→ WRITTEN REQUEST: Reproduce all lines of the listing below in which the word "name" occurs.
--- start THE DATA ---
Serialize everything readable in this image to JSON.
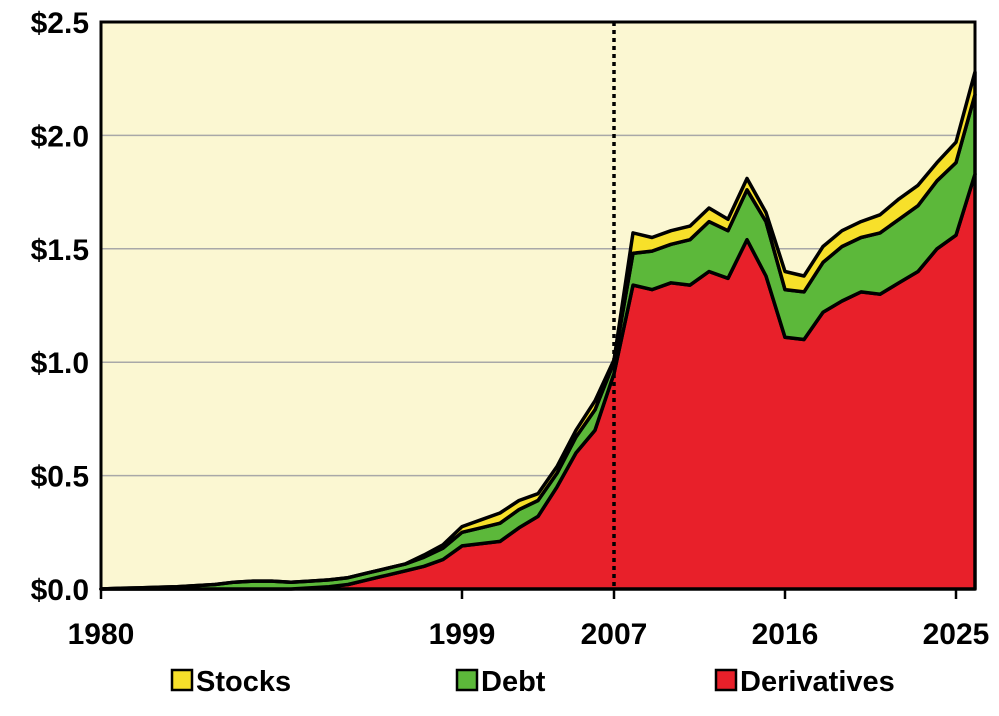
{
  "chart_data": {
    "type": "area",
    "stacked": true,
    "x": [
      1980,
      1981,
      1982,
      1983,
      1984,
      1985,
      1986,
      1987,
      1988,
      1989,
      1990,
      1991,
      1992,
      1993,
      1994,
      1995,
      1996,
      1997,
      1998,
      1999,
      2000,
      2001,
      2002,
      2003,
      2004,
      2005,
      2006,
      2007,
      2008,
      2009,
      2010,
      2011,
      2012,
      2013,
      2014,
      2015,
      2016,
      2017,
      2018,
      2019,
      2020,
      2021,
      2022,
      2023,
      2024,
      2025,
      2026
    ],
    "series": [
      {
        "name": "Derivatives",
        "color": "#e8202a",
        "values": [
          0,
          0,
          0,
          0,
          0,
          0,
          0,
          0,
          0,
          0,
          0,
          0.005,
          0.01,
          0.02,
          0.04,
          0.06,
          0.08,
          0.1,
          0.13,
          0.19,
          0.2,
          0.21,
          0.27,
          0.32,
          0.45,
          0.6,
          0.7,
          0.95,
          1.34,
          1.32,
          1.35,
          1.34,
          1.4,
          1.37,
          1.54,
          1.38,
          1.11,
          1.1,
          1.22,
          1.27,
          1.31,
          1.3,
          1.35,
          1.4,
          1.5,
          1.56,
          1.83
        ]
      },
      {
        "name": "Debt",
        "color": "#5cb83a",
        "values": [
          0,
          0.003,
          0.005,
          0.008,
          0.01,
          0.015,
          0.02,
          0.03,
          0.035,
          0.035,
          0.03,
          0.03,
          0.03,
          0.03,
          0.03,
          0.03,
          0.03,
          0.04,
          0.05,
          0.06,
          0.07,
          0.08,
          0.08,
          0.07,
          0.06,
          0.07,
          0.09,
          0.05,
          0.14,
          0.17,
          0.17,
          0.2,
          0.22,
          0.21,
          0.22,
          0.24,
          0.21,
          0.21,
          0.22,
          0.24,
          0.24,
          0.27,
          0.28,
          0.29,
          0.3,
          0.32,
          0.35
        ]
      },
      {
        "name": "Stocks",
        "color": "#f7e02a",
        "values": [
          0,
          0,
          0,
          0,
          0,
          0,
          0,
          0,
          0,
          0,
          0,
          0,
          0,
          0,
          0,
          0,
          0,
          0.01,
          0.015,
          0.025,
          0.035,
          0.045,
          0.04,
          0.03,
          0.03,
          0.03,
          0.04,
          0.01,
          0.09,
          0.06,
          0.06,
          0.06,
          0.06,
          0.05,
          0.05,
          0.04,
          0.08,
          0.07,
          0.07,
          0.07,
          0.07,
          0.08,
          0.09,
          0.09,
          0.08,
          0.09,
          0.1
        ]
      }
    ],
    "yticks": [
      "$0.0",
      "$0.5",
      "$1.0",
      "$1.5",
      "$2.0",
      "$2.5"
    ],
    "ytick_values": [
      0,
      0.5,
      1.0,
      1.5,
      2.0,
      2.5
    ],
    "ylim": [
      0,
      2.5
    ],
    "xlim": [
      1980,
      2026
    ],
    "xticks": [
      1980,
      1999,
      2007,
      2016,
      2025
    ],
    "xtick_labels": [
      "1980",
      "1999",
      "2007",
      "2016",
      "2025"
    ],
    "vline": 2007,
    "grid": "horizontal",
    "background": "#fbf7d2",
    "legend": {
      "placement": "bottom",
      "items": [
        {
          "label": "Stocks",
          "color": "#f7e02a"
        },
        {
          "label": "Debt",
          "color": "#5cb83a"
        },
        {
          "label": "Derivatives",
          "color": "#e8202a"
        }
      ]
    },
    "title": "",
    "xlabel": "",
    "ylabel": ""
  }
}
--- end THE DATA ---
→ RESULT OF THIS TASK:
        "name": "Derivatives",
        "name": "Debt",
        "name": "Stocks",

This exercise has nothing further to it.